* **Stated exercise**: Copy each line below in which the word "ececec" occurs.

##### The input

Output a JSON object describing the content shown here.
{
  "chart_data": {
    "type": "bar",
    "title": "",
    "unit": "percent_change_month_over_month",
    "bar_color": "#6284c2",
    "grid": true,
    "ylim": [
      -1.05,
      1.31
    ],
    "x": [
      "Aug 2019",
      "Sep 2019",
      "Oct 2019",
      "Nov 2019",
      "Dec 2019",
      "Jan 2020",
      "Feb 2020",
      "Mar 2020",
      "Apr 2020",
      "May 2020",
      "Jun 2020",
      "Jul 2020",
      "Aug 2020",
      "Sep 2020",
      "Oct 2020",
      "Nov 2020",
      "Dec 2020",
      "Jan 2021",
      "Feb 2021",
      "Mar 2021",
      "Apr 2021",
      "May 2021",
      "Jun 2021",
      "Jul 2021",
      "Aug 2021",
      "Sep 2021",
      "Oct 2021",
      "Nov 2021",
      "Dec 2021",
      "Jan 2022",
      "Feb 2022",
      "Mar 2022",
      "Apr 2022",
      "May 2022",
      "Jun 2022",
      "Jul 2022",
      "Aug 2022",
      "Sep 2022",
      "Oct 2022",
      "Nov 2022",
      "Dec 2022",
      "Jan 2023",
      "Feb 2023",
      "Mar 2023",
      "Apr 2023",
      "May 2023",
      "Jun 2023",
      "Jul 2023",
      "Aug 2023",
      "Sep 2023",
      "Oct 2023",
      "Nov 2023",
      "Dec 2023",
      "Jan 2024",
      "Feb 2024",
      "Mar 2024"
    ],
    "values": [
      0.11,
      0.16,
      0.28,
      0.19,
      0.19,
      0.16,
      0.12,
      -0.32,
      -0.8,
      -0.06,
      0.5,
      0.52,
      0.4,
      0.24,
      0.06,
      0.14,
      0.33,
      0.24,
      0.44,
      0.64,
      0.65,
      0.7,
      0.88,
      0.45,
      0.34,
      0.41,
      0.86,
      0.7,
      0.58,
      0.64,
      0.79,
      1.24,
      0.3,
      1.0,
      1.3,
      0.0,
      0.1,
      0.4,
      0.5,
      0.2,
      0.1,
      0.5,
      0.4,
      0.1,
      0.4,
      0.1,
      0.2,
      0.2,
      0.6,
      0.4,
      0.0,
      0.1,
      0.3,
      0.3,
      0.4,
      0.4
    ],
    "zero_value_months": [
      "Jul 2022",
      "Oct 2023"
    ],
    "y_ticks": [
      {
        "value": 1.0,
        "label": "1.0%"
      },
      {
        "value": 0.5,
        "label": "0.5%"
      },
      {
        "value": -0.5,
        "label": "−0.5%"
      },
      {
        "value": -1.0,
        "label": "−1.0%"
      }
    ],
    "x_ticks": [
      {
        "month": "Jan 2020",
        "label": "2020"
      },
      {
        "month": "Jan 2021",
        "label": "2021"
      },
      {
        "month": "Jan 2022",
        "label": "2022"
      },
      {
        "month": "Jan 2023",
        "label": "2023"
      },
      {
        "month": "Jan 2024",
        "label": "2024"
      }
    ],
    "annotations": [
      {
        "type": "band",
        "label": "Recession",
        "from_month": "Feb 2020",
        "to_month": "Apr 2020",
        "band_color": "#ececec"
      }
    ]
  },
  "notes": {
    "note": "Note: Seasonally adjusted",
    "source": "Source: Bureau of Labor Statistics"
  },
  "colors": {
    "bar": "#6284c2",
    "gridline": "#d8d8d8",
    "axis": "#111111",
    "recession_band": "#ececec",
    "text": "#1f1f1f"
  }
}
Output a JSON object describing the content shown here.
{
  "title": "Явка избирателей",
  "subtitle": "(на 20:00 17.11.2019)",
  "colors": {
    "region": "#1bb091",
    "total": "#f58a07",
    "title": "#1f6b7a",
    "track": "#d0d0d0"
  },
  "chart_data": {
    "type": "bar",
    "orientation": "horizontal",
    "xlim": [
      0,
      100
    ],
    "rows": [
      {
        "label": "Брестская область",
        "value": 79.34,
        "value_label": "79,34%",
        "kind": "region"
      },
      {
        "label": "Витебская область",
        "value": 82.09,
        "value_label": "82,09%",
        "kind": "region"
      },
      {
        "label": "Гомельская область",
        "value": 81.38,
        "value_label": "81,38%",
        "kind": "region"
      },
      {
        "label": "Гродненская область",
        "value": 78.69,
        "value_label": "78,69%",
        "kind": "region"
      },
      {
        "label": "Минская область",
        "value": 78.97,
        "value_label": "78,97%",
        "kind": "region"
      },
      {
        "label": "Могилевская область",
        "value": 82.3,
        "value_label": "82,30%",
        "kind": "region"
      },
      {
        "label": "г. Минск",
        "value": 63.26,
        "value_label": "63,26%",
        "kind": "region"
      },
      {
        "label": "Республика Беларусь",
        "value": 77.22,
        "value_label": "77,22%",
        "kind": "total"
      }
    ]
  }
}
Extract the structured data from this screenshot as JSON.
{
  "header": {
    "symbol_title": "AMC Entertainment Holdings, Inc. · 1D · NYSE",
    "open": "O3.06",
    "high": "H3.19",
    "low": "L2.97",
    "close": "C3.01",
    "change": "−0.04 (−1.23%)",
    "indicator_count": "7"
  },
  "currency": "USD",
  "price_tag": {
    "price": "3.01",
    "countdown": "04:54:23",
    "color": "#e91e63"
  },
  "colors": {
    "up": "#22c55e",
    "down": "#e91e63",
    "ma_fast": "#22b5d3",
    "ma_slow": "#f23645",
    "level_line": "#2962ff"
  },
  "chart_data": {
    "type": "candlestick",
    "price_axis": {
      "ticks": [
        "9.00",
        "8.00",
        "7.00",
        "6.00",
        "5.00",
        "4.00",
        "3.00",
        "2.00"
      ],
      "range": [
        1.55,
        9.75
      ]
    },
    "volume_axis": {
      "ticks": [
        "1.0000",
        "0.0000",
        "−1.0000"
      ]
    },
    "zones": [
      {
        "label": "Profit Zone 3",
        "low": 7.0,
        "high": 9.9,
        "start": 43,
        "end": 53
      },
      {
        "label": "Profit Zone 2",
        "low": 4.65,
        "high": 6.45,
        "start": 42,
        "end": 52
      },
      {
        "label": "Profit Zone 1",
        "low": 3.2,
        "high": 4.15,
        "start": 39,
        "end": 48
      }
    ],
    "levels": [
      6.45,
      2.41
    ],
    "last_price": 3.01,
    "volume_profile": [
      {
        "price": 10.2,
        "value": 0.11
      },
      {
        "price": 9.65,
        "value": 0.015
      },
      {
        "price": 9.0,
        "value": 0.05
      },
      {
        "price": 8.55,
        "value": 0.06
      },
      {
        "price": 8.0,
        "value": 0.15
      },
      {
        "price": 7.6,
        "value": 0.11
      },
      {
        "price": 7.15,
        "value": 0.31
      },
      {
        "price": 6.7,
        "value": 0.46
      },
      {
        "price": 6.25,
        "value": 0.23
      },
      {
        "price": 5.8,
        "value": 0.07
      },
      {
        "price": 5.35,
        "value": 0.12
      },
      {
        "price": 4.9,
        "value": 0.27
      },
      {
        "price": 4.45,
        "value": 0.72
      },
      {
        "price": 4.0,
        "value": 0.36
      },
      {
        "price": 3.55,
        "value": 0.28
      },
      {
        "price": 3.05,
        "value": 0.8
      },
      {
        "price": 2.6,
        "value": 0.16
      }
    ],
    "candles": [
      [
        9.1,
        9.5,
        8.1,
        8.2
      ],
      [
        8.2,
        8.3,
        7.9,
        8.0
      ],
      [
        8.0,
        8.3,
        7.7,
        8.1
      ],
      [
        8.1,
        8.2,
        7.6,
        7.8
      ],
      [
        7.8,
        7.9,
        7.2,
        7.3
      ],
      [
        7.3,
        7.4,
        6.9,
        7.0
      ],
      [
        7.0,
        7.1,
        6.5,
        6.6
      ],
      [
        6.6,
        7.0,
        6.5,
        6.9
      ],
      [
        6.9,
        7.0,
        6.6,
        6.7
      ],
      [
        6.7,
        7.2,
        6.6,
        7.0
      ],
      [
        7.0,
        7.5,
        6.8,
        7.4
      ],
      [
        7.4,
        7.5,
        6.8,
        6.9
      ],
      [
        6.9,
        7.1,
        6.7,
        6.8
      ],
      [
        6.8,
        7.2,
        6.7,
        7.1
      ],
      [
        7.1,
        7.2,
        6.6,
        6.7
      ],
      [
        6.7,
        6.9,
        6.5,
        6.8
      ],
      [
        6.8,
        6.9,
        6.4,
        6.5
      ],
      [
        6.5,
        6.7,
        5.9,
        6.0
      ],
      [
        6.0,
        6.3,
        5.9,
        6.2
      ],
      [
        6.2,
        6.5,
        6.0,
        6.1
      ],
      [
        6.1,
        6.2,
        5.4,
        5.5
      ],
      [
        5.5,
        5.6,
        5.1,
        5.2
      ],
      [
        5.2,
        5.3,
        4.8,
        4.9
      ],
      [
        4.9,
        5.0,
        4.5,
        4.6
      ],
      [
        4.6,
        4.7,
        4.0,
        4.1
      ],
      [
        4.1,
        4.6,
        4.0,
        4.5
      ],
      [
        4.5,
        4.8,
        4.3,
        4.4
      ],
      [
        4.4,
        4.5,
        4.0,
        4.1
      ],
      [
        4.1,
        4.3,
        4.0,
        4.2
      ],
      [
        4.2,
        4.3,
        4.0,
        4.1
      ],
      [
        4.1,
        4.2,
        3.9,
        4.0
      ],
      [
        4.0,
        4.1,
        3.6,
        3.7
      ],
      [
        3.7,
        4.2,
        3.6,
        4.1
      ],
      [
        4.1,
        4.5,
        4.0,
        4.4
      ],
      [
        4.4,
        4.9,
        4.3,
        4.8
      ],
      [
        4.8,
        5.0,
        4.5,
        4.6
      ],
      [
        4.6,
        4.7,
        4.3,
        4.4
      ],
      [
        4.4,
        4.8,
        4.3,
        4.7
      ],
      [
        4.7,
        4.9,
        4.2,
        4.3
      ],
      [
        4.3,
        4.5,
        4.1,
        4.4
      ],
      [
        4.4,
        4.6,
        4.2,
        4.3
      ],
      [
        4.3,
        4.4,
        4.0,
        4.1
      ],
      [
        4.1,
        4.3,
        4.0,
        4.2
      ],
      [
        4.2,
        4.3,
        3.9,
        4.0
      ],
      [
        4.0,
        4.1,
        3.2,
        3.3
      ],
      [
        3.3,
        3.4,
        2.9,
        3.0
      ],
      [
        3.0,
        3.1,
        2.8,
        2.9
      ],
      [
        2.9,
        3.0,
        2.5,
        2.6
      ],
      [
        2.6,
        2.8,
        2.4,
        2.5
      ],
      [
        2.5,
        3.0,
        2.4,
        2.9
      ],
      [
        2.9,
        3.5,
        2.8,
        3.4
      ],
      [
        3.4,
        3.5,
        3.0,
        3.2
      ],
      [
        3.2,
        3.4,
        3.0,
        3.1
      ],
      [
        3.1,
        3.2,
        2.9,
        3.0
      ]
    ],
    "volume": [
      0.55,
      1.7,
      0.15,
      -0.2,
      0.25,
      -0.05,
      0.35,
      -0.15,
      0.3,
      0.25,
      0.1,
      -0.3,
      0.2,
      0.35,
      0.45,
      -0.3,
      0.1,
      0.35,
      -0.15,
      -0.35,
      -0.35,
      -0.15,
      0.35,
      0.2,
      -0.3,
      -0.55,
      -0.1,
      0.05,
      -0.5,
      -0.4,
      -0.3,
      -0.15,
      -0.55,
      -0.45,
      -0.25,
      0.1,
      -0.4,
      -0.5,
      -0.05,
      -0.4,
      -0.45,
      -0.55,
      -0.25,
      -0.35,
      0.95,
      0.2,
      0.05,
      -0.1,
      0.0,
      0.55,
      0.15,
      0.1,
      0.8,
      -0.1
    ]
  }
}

##########

* **Result below**:
        "band_color": "#ececec"
    "recession_band": "#ececec",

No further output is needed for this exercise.